**What is required**:
Make an exact copy of the entries below.
-----
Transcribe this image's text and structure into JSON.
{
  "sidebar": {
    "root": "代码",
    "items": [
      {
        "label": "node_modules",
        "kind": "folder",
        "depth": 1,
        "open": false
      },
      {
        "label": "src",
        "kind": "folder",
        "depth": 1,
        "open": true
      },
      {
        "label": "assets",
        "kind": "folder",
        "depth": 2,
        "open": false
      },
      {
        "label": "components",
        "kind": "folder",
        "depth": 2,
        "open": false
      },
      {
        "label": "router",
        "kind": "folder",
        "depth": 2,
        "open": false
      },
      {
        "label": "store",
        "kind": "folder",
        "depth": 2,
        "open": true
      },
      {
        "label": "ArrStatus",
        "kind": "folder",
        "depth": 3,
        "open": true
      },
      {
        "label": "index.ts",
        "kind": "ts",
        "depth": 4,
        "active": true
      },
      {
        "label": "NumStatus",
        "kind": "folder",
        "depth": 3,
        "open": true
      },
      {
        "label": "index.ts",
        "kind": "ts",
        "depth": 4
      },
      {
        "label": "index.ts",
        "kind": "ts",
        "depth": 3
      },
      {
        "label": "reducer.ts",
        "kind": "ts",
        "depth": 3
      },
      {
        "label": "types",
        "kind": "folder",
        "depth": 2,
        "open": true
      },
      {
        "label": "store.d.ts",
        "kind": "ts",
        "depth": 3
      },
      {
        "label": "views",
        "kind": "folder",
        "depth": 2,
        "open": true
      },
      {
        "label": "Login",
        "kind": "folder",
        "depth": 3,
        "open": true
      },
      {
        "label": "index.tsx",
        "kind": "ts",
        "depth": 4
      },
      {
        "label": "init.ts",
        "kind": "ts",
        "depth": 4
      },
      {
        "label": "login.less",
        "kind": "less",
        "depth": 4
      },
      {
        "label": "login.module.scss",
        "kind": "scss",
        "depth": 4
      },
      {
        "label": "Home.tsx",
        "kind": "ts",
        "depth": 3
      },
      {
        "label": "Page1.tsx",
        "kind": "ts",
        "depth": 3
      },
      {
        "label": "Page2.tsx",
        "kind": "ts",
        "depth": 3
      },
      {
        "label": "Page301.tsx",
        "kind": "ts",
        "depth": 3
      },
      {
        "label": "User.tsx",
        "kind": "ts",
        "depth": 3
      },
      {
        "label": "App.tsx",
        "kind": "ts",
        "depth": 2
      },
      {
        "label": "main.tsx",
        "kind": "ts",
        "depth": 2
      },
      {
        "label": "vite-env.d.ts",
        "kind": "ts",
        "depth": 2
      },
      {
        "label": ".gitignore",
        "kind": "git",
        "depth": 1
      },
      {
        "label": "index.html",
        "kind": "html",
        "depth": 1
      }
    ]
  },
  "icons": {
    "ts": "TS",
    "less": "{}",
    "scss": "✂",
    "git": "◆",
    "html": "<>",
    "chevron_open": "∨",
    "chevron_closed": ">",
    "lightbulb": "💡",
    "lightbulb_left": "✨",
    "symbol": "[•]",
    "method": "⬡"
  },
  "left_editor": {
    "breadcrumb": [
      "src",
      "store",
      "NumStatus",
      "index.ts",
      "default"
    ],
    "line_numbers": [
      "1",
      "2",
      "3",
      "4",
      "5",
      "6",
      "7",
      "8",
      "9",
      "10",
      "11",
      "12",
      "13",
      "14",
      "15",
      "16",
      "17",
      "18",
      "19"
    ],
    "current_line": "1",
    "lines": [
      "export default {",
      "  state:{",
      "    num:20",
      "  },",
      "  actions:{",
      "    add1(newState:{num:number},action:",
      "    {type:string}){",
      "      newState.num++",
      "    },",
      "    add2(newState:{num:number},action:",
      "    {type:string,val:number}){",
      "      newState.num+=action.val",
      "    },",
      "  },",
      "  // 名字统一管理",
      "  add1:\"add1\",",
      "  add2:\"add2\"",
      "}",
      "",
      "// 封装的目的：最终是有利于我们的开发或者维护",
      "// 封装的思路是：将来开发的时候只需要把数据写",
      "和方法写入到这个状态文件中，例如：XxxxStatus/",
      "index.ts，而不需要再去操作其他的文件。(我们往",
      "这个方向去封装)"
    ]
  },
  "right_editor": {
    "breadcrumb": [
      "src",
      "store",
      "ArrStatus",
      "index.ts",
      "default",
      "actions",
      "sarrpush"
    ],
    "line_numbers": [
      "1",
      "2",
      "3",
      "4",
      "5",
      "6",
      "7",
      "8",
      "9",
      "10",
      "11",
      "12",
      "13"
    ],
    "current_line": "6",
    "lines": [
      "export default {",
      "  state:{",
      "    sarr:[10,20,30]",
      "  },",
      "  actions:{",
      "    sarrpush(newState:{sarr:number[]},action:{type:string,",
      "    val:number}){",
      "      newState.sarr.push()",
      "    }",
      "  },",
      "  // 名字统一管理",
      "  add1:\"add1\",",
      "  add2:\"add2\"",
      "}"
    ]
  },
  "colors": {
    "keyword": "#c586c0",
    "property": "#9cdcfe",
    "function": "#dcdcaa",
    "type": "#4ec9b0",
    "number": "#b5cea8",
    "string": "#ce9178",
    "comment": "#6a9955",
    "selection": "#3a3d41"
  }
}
-----
**Solution to the exercise**:
Transcribe this image's text and structure into JSON.
{
  "sidebar": {
    "root": "代码",
    "items": [
      {
        "label": "node_modules",
        "kind": "folder",
        "depth": 1,
        "open": false
      },
      {
        "label": "src",
        "kind": "folder",
        "depth": 1,
        "open": true
      },
      {
        "label": "assets",
        "kind": "folder",
        "depth": 2,
        "open": false
      },
      {
        "label": "components",
        "kind": "folder",
        "depth": 2,
        "open": false
      },
      {
        "label": "router",
        "kind": "folder",
        "depth": 2,
        "open": false
      },
      {
        "label": "store",
        "kind": "folder",
        "depth": 2,
        "open": true
      },
      {
        "label": "ArrStatus",
        "kind": "folder",
        "depth": 3,
        "open": true
      },
      {
        "label": "index.ts",
        "kind": "ts",
        "depth": 4,
        "active": true
      },
      {
        "label": "NumStatus",
        "kind": "folder",
        "depth": 3,
        "open": true
      },
      {
        "label": "index.ts",
        "kind": "ts",
        "depth": 4
      },
      {
        "label": "index.ts",
        "kind": "ts",
        "depth": 3
      },
      {
        "label": "reducer.ts",
        "kind": "ts",
        "depth": 3
      },
      {
        "label": "types",
        "kind": "folder",
        "depth": 2,
        "open": true
      },
      {
        "label": "store.d.ts",
        "kind": "ts",
        "depth": 3
      },
      {
        "label": "views",
        "kind": "folder",
        "depth": 2,
        "open": true
      },
      {
        "label": "Login",
        "kind": "folder",
        "depth": 3,
        "open": true
      },
      {
        "label": "index.tsx",
        "kind": "ts",
        "depth": 4
      },
      {
        "label": "init.ts",
        "kind": "ts",
        "depth": 4
      },
      {
        "label": "login.less",
        "kind": "less",
        "depth": 4
      },
      {
        "label": "login.module.scss",
        "kind": "scss",
        "depth": 4
      },
      {
        "label": "Home.tsx",
        "kind": "ts",
        "depth": 3
      },
      {
        "label": "Page1.tsx",
        "kind": "ts",
        "depth": 3
      },
      {
        "label": "Page2.tsx",
        "kind": "ts",
        "depth": 3
      },
      {
        "label": "Page301.tsx",
        "kind": "ts",
        "depth": 3
      },
      {
        "label": "User.tsx",
        "kind": "ts",
        "depth": 3
      },
      {
        "label": "App.tsx",
        "kind": "ts",
        "depth": 2
      },
      {
        "label": "main.tsx",
        "kind": "ts",
        "depth": 2
      },
      {
        "label": "vite-env.d.ts",
        "kind": "ts",
        "depth": 2
      },
      {
        "label": ".gitignore",
        "kind": "git",
        "depth": 1
      },
      {
        "label": "index.html",
        "kind": "html",
        "depth": 1
      }
    ]
  },
  "icons": {
    "ts": "TS",
    "less": "{}",
    "scss": "✂",
    "git": "◆",
    "html": "<>",
    "chevron_open": "∨",
    "chevron_closed": ">",
    "lightbulb": "💡",
    "lightbulb_left": "✨",
    "symbol": "[•]",
    "method": "⬡"
  },
  "left_editor": {
    "breadcrumb": [
      "src",
      "store",
      "NumStatus",
      "index.ts",
      "default"
    ],
    "line_numbers": [
      "1",
      "2",
      "3",
      "4",
      "5",
      "6",
      "7",
      "8",
      "9",
      "10",
      "11",
      "12",
      "13",
      "14",
      "15",
      "16",
      "17",
      "18",
      "19"
    ],
    "current_line": "1",
    "lines": [
      "export default {",
      "  state:{",
      "    num:20",
      "  },",
      "  actions:{",
      "    add1(newState:{num:number},action:",
      "    {type:string}){",
      "      newState.num++",
      "    },",
      "    add2(newState:{num:number},action:",
      "    {type:string,val:number}){",
      "      newState.num+=action.val",
      "    },",
      "  },",
      "  // 名字统一管理",
      "  add1:\"add1\",",
      "  add2:\"add2\"",
      "}",
      "",
      "// 封装的目的：最终是有利于我们的开发或者维护",
      "// 封装的思路是：将来开发的时候只需要把数据写",
      "和方法写入到这个状态文件中，例如：XxxxStatus/",
      "index.ts，而不需要再去操作其他的文件。(我们往",
      "这个方向去封装)"
    ]
  },
  "right_editor": {
    "breadcrumb": [
      "src",
      "store",
      "ArrStatus",
      "index.ts",
      "default",
      "actions",
      "sarrpush"
    ],
    "line_numbers": [
      "1",
      "2",
      "3",
      "4",
      "5",
      "6",
      "7",
      "8",
      "9",
      "10",
      "11",
      "12",
      "13"
    ],
    "current_line": "6",
    "lines": [
      "export default {",
      "  state:{",
      "    sarr:[10,20,30]",
      "  },",
      "  actions:{",
      "    sarrpush(newState:{sarr:number[]},action:{type:string,",
      "    val:number}){",
      "      newState.sarr.push()",
      "    }",
      "  },",
      "  // 名字统一管理",
      "  add1:\"add1\",",
      "  add2:\"add2\"",
      "}"
    ]
  },
  "colors": {
    "keyword": "#c586c0",
    "property": "#9cdcfe",
    "function": "#dcdcaa",
    "type": "#4ec9b0",
    "number": "#b5cea8",
    "string": "#ce9178",
    "comment": "#6a9955",
    "selection": "#3a3d41"
  }
}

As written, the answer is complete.